# PROMPT 1:
Restate word for word the part of the passage on the Church and the common-law courts that runs from "MSS. 424, f." down to "Lake to Salisbury.".

___ PASSAGE PROVIDED

1 Copies of the prohibitions issued in these cases will be found in Stowe

MSS. 424, f. 158. et seq.

2 So considerable had been his efforts that, on November 30, 1607, the King sent him a special message of thanks and begged him to continew his advices and conferences with my lo: of Canterbury, for the settling of those differences between the King's Bench and the High Commission." Hatfield MSS. 123, f. 66, November 30, 1607. Holograph. Lake to Salisbury.

Meanwhile, the Archbishop had not been idle; and in these three years, 1606-1608, no less than six notable tracts appeared, espousing the side of the Church in these controversies. Dr. Cowell, the Regius Professor of Civil Law at Cambridge, and Master of Trinity Hall, had already figured prominently in the preparation of the Canons of 1604; and now published, in 1605, at Bancroft's suggestion, his Institutiones Juris Anglicani, in which he maintained the essential unity of both the ecclesiastical and common law in practice and procedure; and advocated the theory that inasmuch as the ecclesiastical jurisdiction was now united to the Crown, the temporal courts should cease their hostility to it, give up prohibitions and other writs by which they blocked its procedure, and admit those courts to a position of practical as well as legal equality. In 1607, he published the famous Interpreter, a little dictionary of political terms in which he sought to set before the English reading public such definitions of the various ordinary phrases then in use, as would in his opinion more nearly accord with precedent and history than did the views which were espoused both by the Puritans and by the common lawyers.

______

# PROMPT 2:
Quote everything from the start of the records down to the line containing "Segment this screenshot: for", leaving out the pictures.

___ RECORDS FOR THIS EXERCISE

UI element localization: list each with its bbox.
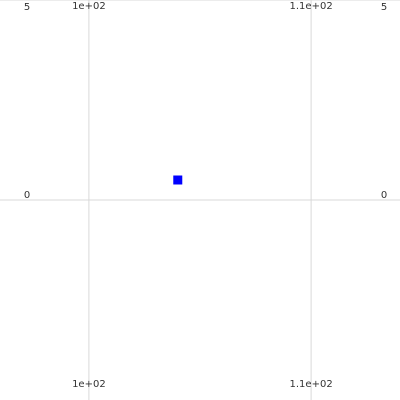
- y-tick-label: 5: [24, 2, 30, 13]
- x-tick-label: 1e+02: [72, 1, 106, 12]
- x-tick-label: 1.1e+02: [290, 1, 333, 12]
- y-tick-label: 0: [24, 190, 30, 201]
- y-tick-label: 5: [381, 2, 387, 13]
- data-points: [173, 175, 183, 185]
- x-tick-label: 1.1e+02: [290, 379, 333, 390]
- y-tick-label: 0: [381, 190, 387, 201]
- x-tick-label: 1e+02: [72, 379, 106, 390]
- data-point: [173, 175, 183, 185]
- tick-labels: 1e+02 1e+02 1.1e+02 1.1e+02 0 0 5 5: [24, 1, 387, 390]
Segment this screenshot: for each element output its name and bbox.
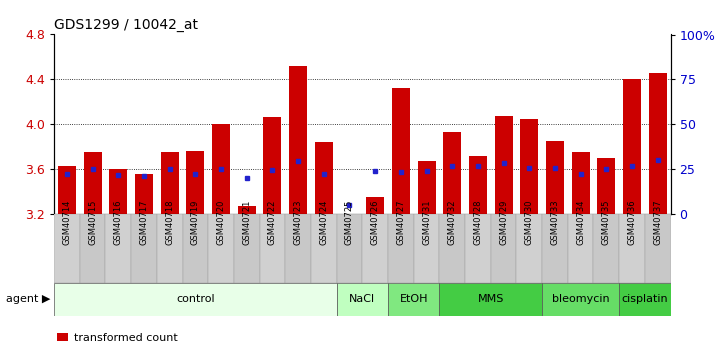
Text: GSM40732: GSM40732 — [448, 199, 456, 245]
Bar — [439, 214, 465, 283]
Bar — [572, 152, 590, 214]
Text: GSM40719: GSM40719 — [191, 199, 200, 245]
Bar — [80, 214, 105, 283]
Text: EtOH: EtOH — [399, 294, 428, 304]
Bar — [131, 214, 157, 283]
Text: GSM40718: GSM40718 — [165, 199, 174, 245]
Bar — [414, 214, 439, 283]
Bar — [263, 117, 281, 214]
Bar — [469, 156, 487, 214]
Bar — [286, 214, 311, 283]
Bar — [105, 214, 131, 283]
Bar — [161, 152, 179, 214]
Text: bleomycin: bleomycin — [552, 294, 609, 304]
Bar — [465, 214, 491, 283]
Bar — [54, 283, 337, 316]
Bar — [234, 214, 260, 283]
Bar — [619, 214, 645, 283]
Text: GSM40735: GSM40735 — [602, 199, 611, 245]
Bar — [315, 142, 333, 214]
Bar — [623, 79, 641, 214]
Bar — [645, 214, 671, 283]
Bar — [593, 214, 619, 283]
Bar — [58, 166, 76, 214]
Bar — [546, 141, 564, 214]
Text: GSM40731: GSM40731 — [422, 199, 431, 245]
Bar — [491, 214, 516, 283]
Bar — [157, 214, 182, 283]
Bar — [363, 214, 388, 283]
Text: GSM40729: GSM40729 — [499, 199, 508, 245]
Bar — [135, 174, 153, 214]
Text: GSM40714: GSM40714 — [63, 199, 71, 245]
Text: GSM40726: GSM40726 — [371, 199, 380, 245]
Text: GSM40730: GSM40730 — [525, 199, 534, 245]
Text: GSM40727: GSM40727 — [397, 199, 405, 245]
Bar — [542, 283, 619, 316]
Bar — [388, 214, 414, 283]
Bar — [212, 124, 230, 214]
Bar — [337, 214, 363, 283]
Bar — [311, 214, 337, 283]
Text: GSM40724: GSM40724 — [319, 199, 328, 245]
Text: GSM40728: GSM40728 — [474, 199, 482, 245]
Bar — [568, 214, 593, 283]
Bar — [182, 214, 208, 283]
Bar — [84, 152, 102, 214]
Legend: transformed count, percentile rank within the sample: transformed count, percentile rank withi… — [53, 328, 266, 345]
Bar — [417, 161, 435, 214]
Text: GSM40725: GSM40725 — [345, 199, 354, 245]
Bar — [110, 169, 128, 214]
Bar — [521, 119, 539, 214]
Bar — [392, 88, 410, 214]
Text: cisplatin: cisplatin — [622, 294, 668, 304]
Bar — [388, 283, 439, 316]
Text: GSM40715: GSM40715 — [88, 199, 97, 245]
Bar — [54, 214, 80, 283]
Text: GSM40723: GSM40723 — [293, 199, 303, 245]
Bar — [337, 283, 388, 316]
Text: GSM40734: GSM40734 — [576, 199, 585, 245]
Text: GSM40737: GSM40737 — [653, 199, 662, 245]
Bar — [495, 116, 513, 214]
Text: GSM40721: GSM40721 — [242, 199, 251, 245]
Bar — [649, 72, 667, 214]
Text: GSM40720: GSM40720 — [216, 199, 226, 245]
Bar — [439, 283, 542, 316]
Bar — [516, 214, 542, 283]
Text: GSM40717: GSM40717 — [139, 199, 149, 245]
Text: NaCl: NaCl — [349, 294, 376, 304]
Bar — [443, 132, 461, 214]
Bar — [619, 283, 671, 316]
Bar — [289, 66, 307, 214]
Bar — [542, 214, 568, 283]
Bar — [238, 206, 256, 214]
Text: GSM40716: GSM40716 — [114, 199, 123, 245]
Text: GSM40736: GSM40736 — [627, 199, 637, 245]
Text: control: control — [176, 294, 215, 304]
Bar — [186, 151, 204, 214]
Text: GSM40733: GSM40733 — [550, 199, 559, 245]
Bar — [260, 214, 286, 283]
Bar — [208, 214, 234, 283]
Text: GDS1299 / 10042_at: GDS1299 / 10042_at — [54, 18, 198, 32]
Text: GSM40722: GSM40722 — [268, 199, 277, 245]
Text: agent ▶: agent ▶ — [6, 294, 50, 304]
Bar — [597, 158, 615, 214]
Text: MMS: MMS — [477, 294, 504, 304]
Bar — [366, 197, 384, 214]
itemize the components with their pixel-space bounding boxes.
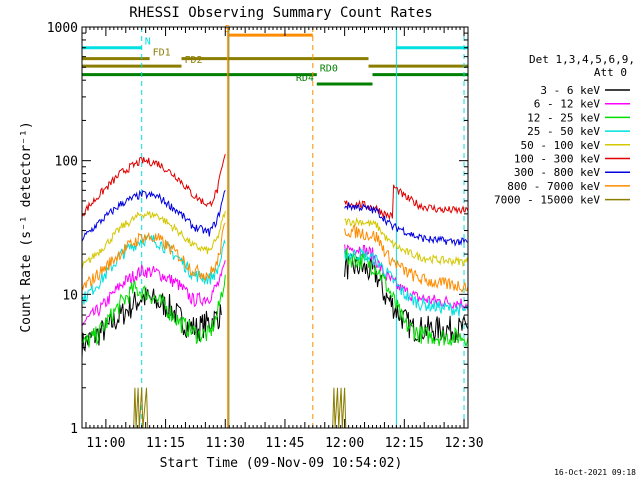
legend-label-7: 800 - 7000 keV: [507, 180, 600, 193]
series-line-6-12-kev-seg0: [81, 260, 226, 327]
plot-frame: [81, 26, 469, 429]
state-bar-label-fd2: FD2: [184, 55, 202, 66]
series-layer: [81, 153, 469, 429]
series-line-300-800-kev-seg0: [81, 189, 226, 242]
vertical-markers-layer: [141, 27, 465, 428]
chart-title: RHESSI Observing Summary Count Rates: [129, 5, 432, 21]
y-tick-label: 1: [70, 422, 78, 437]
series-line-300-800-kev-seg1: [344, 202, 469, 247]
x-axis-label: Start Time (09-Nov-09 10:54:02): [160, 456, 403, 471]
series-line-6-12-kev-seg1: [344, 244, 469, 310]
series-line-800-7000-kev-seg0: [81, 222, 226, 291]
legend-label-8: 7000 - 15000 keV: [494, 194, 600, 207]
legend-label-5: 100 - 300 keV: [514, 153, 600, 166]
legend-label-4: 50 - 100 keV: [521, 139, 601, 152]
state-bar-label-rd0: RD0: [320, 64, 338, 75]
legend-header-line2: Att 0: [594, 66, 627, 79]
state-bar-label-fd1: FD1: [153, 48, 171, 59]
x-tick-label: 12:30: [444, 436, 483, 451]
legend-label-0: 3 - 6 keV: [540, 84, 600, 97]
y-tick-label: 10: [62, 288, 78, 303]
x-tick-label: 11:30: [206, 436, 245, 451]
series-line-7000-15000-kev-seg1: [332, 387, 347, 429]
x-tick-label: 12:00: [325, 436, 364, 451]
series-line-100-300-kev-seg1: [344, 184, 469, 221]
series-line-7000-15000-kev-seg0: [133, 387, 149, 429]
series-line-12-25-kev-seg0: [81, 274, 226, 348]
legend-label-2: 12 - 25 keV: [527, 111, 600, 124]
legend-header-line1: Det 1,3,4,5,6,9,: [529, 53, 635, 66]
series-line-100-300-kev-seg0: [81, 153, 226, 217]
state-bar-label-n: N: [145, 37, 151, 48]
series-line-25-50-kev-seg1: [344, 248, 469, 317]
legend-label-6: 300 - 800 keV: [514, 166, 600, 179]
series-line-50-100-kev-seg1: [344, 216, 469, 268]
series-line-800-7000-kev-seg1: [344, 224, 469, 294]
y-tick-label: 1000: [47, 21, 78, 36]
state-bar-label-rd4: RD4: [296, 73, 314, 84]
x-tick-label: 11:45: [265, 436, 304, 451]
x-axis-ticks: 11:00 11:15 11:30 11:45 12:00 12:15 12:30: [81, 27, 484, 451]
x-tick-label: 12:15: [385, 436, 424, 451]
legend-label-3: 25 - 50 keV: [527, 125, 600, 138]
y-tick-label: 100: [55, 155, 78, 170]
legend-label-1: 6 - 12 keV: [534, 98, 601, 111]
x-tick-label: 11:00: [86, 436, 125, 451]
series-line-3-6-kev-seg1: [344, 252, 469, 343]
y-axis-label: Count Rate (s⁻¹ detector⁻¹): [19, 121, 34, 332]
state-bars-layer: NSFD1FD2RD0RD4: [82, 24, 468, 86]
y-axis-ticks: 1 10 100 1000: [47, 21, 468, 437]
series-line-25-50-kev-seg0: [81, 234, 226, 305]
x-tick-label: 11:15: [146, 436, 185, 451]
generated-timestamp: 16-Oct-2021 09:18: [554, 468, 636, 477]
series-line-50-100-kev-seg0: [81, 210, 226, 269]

______

# FINISHED ANSWER 1:
MSS. 424, f. 158. et seq.

2 So considerable had been his efforts that, on November 30, 1607, the King sent him a special message of thanks and begged him to continew his advices and conferences with my lo: of Canterbury, for the settling of those differences between the King's Bench and the High Commission." Hatfield MSS. 123, f. 66, November 30, 1607. Holograph. Lake to Salisbury.

# FINISHED ANSWER 2:
UI element localization: list each with its bbox.
- y-tick-label: 5: [24, 2, 30, 13]
- x-tick-label: 1e+02: [72, 1, 106, 12]
- x-tick-label: 1.1e+02: [290, 1, 333, 12]
- y-tick-label: 0: [24, 190, 30, 201]
- y-tick-label: 5: [381, 2, 387, 13]
- data-points: [173, 175, 183, 185]
- x-tick-label: 1.1e+02: [290, 379, 333, 390]
- y-tick-label: 0: [381, 190, 387, 201]
- x-tick-label: 1e+02: [72, 379, 106, 390]
- data-point: [173, 175, 183, 185]
- tick-labels: 1e+02 1e+02 1.1e+02 1.1e+02 0 0 5 5: [24, 1, 387, 390]
Segment this screenshot: for each element output its name and bbox.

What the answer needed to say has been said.